→ THE TASK:
Restate each of the lines below word for word and drop every picture.

→ EXERCISE INPUTS:
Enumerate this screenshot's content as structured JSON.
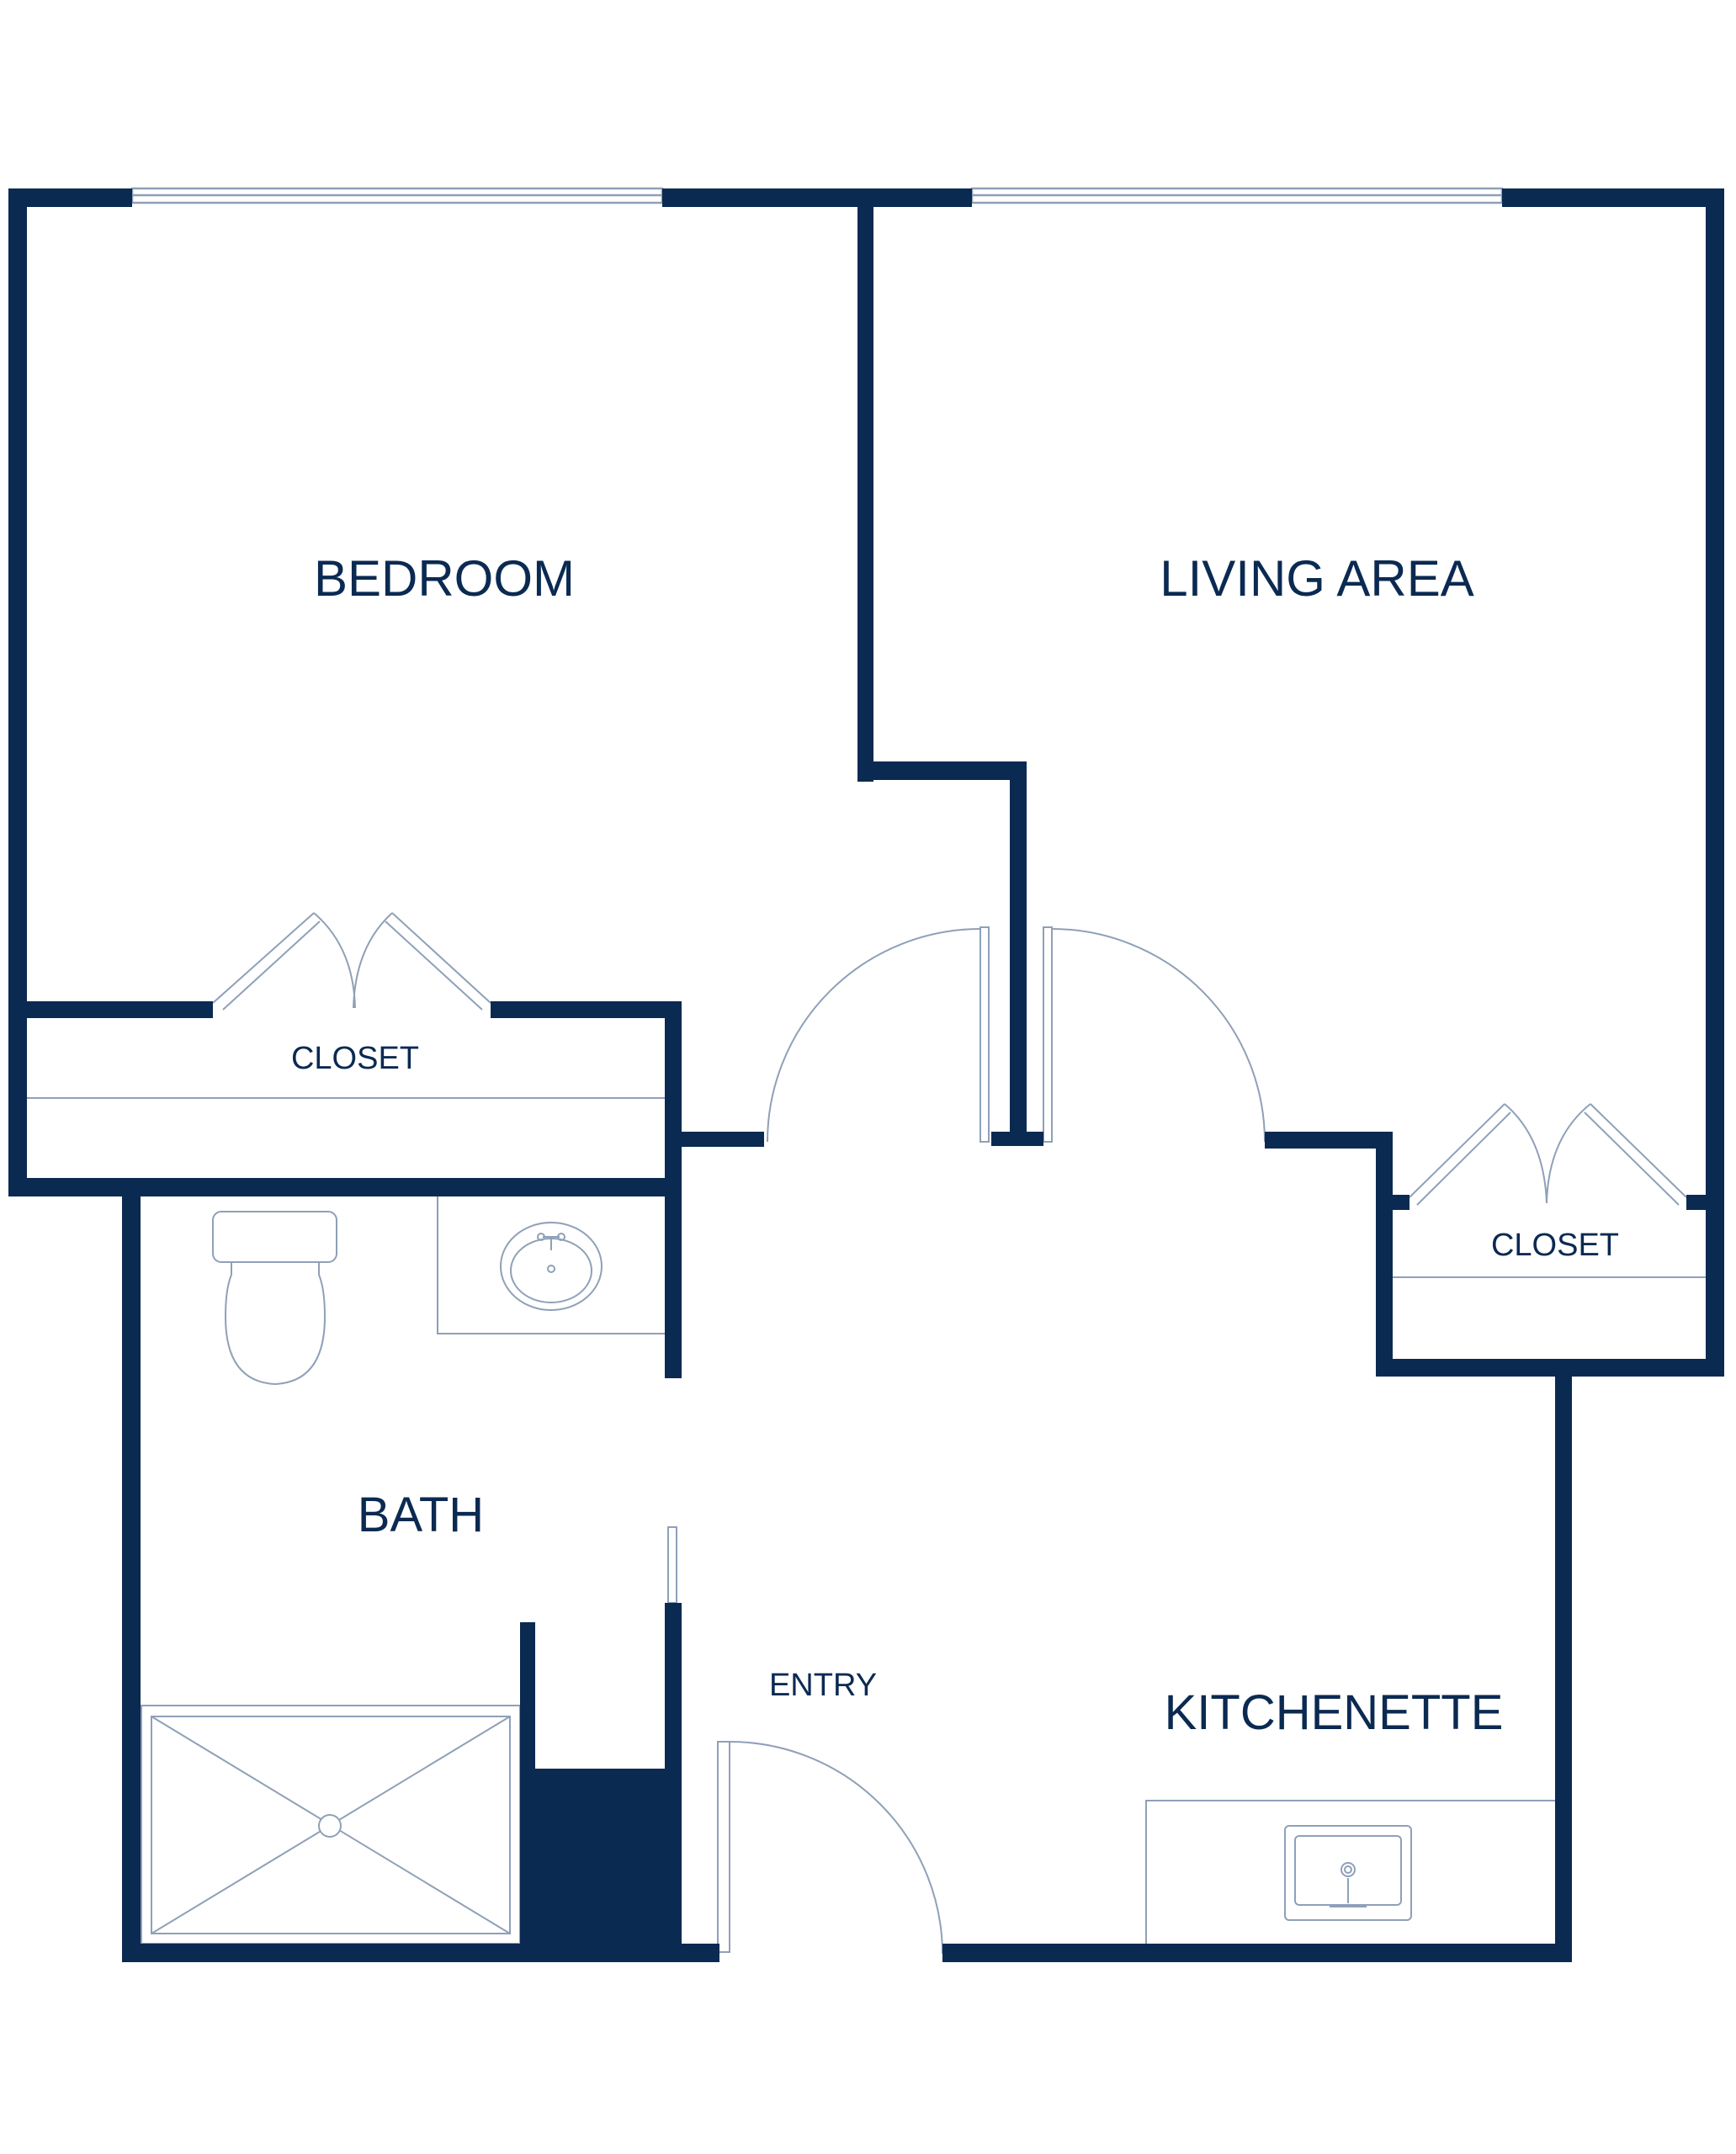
{
  "colors": {
    "wall": "#0b2a52",
    "fixture_line": "#8fa0b8",
    "background": "#ffffff"
  },
  "rooms": {
    "bedroom": "BEDROOM",
    "living_area": "LIVING AREA",
    "bedroom_closet": "CLOSET",
    "living_closet": "CLOSET",
    "bath": "BATH",
    "entry": "ENTRY",
    "kitchenette": "KITCHENETTE"
  }
}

→ SOLUTION BELOW:
Enumerate this screenshot's content as structured JSON.
{
  "colors": {
    "wall": "#0b2a52",
    "fixture_line": "#8fa0b8",
    "background": "#ffffff"
  },
  "rooms": {
    "bedroom": "BEDROOM",
    "living_area": "LIVING AREA",
    "bedroom_closet": "CLOSET",
    "living_closet": "CLOSET",
    "bath": "BATH",
    "entry": "ENTRY",
    "kitchenette": "KITCHENETTE"
  }
}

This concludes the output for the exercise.